## Goal:
Filter the data for lines with the word "ffffff", then copy every line so identified.

## Input data:
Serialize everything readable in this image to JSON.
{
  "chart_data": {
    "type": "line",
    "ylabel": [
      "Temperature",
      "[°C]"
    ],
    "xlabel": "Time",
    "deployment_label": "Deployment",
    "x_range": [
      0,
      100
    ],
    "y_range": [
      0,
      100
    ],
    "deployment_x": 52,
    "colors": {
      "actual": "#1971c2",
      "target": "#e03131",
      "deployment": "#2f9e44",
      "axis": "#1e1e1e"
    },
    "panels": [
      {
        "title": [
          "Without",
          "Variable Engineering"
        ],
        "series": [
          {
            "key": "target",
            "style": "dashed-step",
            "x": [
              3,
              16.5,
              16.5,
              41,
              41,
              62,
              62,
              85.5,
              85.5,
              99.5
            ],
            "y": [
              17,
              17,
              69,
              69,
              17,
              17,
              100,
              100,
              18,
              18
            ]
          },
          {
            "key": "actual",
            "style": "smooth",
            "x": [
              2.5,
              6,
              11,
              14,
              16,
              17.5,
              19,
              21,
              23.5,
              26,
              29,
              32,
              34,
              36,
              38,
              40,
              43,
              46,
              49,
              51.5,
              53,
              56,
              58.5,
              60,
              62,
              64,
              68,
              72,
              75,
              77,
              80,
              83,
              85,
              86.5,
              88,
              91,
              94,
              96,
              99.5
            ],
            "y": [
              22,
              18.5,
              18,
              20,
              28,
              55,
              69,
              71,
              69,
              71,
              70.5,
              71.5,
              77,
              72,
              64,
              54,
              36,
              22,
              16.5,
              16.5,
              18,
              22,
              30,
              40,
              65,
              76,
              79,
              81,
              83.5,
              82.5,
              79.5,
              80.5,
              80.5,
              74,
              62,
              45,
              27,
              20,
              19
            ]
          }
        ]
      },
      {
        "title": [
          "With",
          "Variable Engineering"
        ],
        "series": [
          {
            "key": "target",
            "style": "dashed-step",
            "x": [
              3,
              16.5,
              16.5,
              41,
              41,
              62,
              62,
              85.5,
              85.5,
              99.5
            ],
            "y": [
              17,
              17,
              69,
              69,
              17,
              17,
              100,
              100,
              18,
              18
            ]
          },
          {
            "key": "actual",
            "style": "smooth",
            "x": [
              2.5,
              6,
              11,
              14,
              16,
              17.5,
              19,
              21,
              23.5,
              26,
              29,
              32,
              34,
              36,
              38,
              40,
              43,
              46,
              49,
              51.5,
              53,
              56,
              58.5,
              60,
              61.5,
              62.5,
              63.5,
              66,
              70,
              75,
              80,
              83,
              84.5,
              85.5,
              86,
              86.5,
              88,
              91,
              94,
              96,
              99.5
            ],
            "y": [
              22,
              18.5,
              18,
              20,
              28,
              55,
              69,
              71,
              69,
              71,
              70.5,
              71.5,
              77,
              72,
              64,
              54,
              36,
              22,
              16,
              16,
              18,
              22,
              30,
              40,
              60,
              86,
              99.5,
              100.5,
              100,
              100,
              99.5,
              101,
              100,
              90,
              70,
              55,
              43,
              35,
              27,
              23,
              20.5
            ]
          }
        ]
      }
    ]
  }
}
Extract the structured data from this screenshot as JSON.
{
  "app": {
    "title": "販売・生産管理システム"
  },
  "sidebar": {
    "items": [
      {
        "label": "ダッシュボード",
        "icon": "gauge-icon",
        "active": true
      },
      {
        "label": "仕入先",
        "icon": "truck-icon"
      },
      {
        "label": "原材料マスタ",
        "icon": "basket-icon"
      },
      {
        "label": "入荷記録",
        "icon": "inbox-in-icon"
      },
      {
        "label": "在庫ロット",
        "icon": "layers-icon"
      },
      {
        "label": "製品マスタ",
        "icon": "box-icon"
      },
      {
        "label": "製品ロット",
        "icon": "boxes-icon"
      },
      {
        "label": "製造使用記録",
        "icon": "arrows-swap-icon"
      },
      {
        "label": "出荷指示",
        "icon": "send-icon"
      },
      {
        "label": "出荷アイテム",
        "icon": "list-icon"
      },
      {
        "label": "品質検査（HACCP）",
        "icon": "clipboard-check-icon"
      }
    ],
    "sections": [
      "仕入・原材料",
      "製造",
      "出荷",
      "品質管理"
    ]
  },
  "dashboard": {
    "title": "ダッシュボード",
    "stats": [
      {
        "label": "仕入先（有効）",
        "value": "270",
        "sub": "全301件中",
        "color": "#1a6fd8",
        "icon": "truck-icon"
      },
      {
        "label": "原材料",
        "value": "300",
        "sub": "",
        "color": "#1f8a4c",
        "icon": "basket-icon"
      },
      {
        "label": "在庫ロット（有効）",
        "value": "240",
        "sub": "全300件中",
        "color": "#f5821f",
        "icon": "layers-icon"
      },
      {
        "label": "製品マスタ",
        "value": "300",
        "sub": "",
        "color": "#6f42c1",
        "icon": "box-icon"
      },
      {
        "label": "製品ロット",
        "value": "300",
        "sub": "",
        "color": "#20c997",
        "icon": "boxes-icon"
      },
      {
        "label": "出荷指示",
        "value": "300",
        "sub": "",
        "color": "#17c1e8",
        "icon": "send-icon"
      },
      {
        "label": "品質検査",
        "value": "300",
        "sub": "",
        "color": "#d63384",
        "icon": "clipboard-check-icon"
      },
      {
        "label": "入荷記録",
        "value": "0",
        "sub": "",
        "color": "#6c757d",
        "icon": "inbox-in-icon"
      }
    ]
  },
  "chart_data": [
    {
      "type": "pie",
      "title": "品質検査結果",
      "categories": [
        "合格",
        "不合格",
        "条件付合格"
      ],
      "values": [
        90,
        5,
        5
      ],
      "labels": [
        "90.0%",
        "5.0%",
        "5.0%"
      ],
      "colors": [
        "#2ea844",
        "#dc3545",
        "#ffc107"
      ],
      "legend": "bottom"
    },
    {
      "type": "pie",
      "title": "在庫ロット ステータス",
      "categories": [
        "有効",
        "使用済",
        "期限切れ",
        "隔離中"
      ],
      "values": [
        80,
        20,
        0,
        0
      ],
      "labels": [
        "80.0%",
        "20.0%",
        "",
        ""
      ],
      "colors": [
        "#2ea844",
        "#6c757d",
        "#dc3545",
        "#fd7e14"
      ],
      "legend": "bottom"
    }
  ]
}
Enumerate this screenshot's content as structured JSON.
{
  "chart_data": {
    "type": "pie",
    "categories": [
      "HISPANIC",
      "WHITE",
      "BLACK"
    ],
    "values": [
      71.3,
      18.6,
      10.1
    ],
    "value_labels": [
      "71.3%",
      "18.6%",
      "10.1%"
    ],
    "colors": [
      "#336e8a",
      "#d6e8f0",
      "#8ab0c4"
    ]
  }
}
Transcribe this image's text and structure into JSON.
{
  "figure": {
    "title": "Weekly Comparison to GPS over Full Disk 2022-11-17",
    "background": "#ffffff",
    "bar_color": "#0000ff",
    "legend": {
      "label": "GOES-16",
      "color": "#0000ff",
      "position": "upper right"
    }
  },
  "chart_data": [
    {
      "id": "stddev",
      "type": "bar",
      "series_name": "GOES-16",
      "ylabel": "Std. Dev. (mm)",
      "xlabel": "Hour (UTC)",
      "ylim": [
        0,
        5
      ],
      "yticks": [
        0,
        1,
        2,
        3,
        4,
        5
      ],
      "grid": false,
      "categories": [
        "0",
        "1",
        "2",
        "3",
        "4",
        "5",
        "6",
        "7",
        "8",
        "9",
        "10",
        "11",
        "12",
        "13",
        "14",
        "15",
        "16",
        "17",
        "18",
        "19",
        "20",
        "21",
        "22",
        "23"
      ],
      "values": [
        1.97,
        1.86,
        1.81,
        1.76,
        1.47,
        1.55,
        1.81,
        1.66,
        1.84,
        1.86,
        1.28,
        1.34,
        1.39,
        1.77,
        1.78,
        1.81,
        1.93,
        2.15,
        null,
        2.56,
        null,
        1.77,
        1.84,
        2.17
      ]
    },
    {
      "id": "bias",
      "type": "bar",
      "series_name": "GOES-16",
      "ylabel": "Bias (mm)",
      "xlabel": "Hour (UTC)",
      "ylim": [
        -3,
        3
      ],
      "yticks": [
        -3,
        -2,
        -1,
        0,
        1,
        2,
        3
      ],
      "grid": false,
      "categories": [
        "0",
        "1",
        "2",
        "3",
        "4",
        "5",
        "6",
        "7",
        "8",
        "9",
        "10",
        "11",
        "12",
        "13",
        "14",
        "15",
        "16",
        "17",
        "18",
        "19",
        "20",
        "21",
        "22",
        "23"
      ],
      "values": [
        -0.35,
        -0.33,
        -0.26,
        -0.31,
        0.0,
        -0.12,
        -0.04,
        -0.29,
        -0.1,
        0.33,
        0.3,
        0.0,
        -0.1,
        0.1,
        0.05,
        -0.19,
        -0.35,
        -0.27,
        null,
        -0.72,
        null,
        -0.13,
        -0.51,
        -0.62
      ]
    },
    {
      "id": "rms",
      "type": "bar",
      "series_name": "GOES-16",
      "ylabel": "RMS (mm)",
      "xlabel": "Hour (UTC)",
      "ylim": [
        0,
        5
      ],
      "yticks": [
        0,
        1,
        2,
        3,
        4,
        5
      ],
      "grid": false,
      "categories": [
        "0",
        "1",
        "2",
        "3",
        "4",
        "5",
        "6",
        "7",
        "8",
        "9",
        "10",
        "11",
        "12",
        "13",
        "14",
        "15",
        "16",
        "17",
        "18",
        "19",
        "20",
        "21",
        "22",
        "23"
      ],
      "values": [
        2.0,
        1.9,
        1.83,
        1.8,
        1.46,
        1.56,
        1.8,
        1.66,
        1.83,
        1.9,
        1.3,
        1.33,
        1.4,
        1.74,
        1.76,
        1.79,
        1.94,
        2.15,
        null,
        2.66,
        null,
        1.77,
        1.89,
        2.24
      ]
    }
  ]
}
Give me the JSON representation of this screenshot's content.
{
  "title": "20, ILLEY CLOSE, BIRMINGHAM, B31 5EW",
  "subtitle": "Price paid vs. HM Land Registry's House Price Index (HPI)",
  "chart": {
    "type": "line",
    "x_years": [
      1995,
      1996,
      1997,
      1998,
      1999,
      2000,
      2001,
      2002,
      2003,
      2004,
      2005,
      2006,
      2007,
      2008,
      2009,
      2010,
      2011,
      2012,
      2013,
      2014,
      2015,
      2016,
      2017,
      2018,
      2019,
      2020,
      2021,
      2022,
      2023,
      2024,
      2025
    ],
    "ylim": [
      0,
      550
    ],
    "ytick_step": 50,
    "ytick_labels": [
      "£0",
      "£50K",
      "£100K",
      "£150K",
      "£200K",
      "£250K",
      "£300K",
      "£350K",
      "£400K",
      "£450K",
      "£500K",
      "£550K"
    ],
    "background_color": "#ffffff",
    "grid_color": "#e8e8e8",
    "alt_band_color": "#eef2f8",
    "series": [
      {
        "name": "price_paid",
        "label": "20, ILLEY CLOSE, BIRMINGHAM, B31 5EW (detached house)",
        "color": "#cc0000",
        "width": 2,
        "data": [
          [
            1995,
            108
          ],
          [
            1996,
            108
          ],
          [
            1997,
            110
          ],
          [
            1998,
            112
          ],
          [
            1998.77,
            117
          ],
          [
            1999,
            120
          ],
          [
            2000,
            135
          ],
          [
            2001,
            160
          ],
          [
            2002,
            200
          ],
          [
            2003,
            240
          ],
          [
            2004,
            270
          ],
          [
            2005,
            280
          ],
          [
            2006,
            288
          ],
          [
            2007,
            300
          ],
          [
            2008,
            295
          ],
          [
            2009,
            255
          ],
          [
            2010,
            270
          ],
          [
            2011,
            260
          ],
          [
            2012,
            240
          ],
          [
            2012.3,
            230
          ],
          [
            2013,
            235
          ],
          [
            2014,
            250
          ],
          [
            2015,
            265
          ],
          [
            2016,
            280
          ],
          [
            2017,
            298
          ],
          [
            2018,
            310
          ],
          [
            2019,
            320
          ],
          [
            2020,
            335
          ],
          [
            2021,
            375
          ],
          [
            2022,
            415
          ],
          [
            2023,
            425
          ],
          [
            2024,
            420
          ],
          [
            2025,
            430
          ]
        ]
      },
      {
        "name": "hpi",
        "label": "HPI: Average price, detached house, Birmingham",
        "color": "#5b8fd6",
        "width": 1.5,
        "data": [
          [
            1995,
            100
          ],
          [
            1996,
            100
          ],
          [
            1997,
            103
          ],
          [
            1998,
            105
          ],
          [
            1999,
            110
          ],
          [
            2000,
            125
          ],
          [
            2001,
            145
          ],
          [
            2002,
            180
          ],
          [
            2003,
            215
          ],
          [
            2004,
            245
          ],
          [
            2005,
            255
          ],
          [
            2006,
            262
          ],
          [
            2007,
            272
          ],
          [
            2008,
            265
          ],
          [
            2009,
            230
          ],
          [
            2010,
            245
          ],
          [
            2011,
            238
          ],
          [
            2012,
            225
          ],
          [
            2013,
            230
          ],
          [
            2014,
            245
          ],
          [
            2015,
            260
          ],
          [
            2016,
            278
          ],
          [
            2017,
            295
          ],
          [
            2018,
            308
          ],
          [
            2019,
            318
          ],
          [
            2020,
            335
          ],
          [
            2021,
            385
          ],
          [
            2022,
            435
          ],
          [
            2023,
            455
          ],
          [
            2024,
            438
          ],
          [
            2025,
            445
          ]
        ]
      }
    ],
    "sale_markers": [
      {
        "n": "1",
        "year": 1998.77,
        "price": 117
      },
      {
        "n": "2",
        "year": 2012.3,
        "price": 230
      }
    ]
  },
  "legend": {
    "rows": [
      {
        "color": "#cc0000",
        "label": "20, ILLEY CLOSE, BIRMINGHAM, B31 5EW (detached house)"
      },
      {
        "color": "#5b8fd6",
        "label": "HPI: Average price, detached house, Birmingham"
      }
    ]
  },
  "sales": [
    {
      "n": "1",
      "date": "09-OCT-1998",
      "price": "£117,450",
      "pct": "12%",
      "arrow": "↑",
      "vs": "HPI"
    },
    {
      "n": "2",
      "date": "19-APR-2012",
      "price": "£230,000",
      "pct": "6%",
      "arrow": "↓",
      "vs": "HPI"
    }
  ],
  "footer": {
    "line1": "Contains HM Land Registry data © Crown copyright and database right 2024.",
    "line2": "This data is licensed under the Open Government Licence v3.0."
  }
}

## Worked answer:
    "background": "#ffffff",
    "background_color": "#ffffff",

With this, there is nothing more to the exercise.